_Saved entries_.
※

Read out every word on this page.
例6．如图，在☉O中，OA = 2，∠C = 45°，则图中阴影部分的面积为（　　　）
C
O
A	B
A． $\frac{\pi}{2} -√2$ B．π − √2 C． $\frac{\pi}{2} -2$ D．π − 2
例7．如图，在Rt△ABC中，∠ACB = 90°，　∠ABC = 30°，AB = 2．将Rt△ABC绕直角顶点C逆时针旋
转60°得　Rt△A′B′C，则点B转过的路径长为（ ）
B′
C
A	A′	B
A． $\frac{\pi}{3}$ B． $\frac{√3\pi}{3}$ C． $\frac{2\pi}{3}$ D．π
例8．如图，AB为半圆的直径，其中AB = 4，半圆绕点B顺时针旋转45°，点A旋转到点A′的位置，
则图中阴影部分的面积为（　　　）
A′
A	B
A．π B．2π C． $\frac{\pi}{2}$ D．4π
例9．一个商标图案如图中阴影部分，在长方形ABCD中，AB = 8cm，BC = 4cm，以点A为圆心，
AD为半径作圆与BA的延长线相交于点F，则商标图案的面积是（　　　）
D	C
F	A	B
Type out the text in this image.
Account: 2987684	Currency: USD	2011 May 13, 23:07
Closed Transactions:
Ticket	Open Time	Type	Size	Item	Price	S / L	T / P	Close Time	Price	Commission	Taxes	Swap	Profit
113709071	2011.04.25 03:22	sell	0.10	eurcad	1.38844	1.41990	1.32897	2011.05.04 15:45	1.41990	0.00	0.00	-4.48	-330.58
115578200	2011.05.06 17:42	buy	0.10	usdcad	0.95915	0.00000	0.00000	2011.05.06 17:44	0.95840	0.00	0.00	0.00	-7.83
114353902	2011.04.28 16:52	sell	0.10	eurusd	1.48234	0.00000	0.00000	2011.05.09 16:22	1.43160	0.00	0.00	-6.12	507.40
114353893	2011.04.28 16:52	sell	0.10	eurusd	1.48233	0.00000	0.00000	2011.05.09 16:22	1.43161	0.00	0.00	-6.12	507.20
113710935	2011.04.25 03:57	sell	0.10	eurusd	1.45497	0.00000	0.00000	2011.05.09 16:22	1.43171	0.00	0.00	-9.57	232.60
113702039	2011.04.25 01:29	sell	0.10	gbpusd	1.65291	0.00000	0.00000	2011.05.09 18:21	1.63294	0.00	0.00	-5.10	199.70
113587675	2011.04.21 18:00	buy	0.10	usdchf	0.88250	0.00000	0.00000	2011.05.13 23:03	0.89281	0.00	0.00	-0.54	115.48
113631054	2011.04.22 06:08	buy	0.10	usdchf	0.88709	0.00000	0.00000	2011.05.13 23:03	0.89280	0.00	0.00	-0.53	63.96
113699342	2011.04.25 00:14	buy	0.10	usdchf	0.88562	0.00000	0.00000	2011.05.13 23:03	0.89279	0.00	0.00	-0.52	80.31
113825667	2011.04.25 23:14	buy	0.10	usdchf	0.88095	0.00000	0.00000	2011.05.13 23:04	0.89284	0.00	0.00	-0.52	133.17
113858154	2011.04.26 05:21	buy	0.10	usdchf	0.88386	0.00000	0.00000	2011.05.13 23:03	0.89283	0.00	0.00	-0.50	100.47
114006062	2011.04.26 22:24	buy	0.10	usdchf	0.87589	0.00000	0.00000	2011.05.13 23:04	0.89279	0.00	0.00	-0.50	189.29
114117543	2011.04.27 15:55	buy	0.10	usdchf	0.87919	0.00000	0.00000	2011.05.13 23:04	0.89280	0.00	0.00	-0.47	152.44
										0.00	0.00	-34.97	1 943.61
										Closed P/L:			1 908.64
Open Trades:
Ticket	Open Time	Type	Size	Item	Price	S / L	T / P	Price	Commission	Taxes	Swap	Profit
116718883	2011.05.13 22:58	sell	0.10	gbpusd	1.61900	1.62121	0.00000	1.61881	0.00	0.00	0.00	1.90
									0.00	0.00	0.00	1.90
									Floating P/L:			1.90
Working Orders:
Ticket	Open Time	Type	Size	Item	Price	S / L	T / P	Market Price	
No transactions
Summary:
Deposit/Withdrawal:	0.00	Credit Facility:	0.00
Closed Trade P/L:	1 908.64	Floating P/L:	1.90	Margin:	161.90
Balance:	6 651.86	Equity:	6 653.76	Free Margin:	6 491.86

※

Write out the full set of records exactly as given.

Read out every word on this page.
例6．如图，在☉O中，OA = 2，∠C = 45°，则图中阴影部分的面积为（　　　）
C
O
A	B
A． $\frac{\pi}{2} -√2$ B．π − √2 C． $\frac{\pi}{2} -2$ D．π − 2
例7．如图，在Rt△ABC中，∠ACB = 90°，　∠ABC = 30°，AB = 2．将Rt△ABC绕直角顶点C逆时针旋
转60°得　Rt△A′B′C，则点B转过的路径长为（ ）
B′
C
A	A′	B
A． $\frac{\pi}{3}$ B． $\frac{√3\pi}{3}$ C． $\frac{2\pi}{3}$ D．π
例8．如图，AB为半圆的直径，其中AB = 4，半圆绕点B顺时针旋转45°，点A旋转到点A′的位置，
则图中阴影部分的面积为（　　　）
A′
A	B
A．π B．2π C． $\frac{\pi}{2}$ D．4π
例9．一个商标图案如图中阴影部分，在长方形ABCD中，AB = 8cm，BC = 4cm，以点A为圆心，
AD为半径作圆与BA的延长线相交于点F，则商标图案的面积是（　　　）
D	C
F	A	B
Type out the text in this image.
Account: 2987684	Currency: USD	2011 May 13, 23:07
Closed Transactions:
Ticket	Open Time	Type	Size	Item	Price	S / L	T / P	Close Time	Price	Commission	Taxes	Swap	Profit
113709071	2011.04.25 03:22	sell	0.10	eurcad	1.38844	1.41990	1.32897	2011.05.04 15:45	1.41990	0.00	0.00	-4.48	-330.58
115578200	2011.05.06 17:42	buy	0.10	usdcad	0.95915	0.00000	0.00000	2011.05.06 17:44	0.95840	0.00	0.00	0.00	-7.83
114353902	2011.04.28 16:52	sell	0.10	eurusd	1.48234	0.00000	0.00000	2011.05.09 16:22	1.43160	0.00	0.00	-6.12	507.40
114353893	2011.04.28 16:52	sell	0.10	eurusd	1.48233	0.00000	0.00000	2011.05.09 16:22	1.43161	0.00	0.00	-6.12	507.20
113710935	2011.04.25 03:57	sell	0.10	eurusd	1.45497	0.00000	0.00000	2011.05.09 16:22	1.43171	0.00	0.00	-9.57	232.60
113702039	2011.04.25 01:29	sell	0.10	gbpusd	1.65291	0.00000	0.00000	2011.05.09 18:21	1.63294	0.00	0.00	-5.10	199.70
113587675	2011.04.21 18:00	buy	0.10	usdchf	0.88250	0.00000	0.00000	2011.05.13 23:03	0.89281	0.00	0.00	-0.54	115.48
113631054	2011.04.22 06:08	buy	0.10	usdchf	0.88709	0.00000	0.00000	2011.05.13 23:03	0.89280	0.00	0.00	-0.53	63.96
113699342	2011.04.25 00:14	buy	0.10	usdchf	0.88562	0.00000	0.00000	2011.05.13 23:03	0.89279	0.00	0.00	-0.52	80.31
113825667	2011.04.25 23:14	buy	0.10	usdchf	0.88095	0.00000	0.00000	2011.05.13 23:04	0.89284	0.00	0.00	-0.52	133.17
113858154	2011.04.26 05:21	buy	0.10	usdchf	0.88386	0.00000	0.00000	2011.05.13 23:03	0.89283	0.00	0.00	-0.50	100.47
114006062	2011.04.26 22:24	buy	0.10	usdchf	0.87589	0.00000	0.00000	2011.05.13 23:04	0.89279	0.00	0.00	-0.50	189.29
114117543	2011.04.27 15:55	buy	0.10	usdchf	0.87919	0.00000	0.00000	2011.05.13 23:04	0.89280	0.00	0.00	-0.47	152.44
										0.00	0.00	-34.97	1 943.61
										Closed P/L:			1 908.64
Open Trades:
Ticket	Open Time	Type	Size	Item	Price	S / L	T / P	Price	Commission	Taxes	Swap	Profit
116718883	2011.05.13 22:58	sell	0.10	gbpusd	1.61900	1.62121	0.00000	1.61881	0.00	0.00	0.00	1.90
									0.00	0.00	0.00	1.90
									Floating P/L:			1.90
Working Orders:
Ticket	Open Time	Type	Size	Item	Price	S / L	T / P	Market Price	
No transactions
Summary:
Deposit/Withdrawal:	0.00	Credit Facility:	0.00
Closed Trade P/L:	1 908.64	Floating P/L:	1.90	Margin:	161.90
Balance:	6 651.86	Equity:	6 653.76	Free Margin:	6 491.86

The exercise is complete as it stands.